**Given problem:** Isolate every line in the records below with "militiæ" in it.

**Working data:**
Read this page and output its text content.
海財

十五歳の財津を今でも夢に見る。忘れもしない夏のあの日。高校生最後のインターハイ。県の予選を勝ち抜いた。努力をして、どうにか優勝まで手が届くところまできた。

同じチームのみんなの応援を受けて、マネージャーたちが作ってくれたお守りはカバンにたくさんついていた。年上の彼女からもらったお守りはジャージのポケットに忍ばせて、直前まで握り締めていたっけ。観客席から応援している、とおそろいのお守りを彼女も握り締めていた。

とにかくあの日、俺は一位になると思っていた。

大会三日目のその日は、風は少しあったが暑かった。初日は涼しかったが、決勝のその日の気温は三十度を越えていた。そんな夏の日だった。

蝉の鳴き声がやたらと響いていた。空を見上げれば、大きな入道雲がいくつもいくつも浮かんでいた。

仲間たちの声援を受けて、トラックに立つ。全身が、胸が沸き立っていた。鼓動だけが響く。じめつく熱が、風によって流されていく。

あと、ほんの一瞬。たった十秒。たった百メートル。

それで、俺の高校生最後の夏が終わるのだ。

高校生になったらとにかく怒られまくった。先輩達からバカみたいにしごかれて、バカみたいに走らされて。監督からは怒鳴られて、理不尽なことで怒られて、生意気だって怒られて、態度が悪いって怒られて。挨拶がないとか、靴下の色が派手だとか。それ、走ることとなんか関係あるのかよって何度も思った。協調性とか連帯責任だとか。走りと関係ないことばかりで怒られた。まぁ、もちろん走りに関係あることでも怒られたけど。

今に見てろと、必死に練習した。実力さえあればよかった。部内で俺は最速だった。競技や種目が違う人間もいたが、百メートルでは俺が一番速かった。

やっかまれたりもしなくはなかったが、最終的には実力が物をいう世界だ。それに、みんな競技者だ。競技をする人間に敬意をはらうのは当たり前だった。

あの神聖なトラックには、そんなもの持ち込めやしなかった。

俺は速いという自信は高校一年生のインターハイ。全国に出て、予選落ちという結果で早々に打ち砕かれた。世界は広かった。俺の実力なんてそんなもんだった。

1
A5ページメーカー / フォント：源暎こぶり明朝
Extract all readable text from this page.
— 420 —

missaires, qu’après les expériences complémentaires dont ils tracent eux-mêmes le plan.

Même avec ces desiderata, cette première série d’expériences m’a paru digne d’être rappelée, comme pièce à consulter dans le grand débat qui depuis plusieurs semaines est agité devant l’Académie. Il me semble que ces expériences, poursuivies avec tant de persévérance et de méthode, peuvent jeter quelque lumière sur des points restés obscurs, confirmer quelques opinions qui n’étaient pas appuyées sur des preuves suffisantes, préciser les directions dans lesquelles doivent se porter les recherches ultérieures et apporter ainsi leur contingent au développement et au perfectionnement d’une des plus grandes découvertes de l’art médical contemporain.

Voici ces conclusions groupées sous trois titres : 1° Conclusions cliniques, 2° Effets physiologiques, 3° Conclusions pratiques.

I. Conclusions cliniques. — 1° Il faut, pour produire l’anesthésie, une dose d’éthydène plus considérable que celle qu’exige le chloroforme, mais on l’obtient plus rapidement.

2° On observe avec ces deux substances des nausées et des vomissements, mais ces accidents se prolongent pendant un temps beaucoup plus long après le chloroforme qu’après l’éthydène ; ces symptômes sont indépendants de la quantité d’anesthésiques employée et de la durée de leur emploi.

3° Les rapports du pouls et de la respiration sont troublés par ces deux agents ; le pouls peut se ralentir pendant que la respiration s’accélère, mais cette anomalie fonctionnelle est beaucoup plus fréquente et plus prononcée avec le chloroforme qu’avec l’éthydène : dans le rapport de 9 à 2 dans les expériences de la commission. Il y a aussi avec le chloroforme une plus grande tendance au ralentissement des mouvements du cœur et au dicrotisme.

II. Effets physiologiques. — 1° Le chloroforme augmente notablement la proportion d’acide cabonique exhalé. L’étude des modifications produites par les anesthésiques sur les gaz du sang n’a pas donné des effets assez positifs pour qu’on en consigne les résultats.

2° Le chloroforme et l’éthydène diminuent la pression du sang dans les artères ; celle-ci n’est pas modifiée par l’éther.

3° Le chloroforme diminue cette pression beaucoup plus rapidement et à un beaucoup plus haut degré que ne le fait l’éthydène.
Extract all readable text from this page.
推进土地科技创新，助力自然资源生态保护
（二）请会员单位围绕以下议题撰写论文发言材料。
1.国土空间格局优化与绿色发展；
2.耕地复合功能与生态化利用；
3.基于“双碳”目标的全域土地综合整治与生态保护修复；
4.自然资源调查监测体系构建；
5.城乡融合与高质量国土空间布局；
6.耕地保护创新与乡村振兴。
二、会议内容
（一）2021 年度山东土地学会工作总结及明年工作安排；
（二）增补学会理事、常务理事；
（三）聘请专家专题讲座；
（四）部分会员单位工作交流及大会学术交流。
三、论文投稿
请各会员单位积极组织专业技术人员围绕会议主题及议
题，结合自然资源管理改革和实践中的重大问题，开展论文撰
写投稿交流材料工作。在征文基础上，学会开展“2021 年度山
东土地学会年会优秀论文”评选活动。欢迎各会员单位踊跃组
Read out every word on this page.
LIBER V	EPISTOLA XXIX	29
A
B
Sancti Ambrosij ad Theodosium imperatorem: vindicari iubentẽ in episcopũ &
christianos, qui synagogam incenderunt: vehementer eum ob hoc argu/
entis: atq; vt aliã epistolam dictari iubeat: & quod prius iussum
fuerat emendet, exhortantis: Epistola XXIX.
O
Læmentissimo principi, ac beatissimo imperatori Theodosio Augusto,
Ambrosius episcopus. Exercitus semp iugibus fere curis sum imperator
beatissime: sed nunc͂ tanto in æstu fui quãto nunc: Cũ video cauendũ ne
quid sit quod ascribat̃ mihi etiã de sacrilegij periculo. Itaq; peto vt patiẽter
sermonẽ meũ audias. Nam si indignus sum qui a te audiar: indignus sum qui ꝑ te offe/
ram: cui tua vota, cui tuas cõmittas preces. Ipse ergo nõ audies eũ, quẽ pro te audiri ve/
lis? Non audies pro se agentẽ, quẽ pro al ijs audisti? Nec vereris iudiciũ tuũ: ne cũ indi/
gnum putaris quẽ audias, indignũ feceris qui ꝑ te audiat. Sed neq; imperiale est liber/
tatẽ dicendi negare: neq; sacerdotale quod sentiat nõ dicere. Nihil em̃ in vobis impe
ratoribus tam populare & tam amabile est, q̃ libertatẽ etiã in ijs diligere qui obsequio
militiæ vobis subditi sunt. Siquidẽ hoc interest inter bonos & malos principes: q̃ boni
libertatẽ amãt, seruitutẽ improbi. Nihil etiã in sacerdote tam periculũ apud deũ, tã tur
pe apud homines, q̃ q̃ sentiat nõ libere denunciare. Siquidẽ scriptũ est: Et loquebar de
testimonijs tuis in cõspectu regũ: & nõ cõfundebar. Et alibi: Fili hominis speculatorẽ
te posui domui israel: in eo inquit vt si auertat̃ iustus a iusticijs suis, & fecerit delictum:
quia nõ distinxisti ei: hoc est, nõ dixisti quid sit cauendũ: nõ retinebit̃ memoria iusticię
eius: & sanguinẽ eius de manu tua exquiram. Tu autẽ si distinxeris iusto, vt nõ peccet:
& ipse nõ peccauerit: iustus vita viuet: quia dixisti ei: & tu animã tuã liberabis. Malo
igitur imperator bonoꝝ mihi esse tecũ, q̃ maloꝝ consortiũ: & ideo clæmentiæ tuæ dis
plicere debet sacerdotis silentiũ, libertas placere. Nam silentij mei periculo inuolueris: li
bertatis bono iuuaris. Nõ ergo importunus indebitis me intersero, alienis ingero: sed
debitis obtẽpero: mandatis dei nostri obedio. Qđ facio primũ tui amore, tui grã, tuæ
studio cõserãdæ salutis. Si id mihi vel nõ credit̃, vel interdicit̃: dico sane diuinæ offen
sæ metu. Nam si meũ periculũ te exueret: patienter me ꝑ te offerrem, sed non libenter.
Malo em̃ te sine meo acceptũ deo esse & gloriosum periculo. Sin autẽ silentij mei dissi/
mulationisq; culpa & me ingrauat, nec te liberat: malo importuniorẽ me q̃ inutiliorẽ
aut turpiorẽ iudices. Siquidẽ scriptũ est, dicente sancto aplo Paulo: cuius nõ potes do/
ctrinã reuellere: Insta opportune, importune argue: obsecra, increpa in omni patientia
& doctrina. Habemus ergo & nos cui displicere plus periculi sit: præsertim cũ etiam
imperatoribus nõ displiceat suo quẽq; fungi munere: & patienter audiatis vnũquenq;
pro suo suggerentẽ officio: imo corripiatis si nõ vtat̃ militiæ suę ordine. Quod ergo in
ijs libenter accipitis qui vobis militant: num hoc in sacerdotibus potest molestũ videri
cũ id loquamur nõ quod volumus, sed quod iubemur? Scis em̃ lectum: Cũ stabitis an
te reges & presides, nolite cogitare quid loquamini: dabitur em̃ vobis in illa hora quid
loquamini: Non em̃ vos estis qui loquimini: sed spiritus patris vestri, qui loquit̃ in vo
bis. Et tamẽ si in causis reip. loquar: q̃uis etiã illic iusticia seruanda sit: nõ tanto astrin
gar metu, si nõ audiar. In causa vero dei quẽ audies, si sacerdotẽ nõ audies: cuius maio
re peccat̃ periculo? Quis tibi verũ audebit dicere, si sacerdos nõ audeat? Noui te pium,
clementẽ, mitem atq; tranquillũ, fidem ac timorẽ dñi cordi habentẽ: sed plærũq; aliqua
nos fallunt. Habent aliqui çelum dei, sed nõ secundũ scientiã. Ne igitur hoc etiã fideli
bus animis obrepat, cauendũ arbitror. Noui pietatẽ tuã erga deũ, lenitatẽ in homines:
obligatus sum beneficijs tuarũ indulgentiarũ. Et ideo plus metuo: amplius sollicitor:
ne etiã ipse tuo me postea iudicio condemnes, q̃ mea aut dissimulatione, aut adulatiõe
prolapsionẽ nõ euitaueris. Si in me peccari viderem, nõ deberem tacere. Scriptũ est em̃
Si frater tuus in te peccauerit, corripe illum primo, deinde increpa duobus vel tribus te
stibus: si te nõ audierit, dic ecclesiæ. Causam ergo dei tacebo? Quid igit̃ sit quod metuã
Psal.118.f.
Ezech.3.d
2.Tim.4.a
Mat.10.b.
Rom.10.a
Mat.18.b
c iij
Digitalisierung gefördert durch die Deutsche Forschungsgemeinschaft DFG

**Answer:**
militiæ vobis subditi sunt. Siquidẽ hoc interest inter bonos & malos principes: q̃ boni
pro suo suggerentẽ officio: imo corripiatis si nõ vtat̃ militiæ suę ordine. Quod ergo in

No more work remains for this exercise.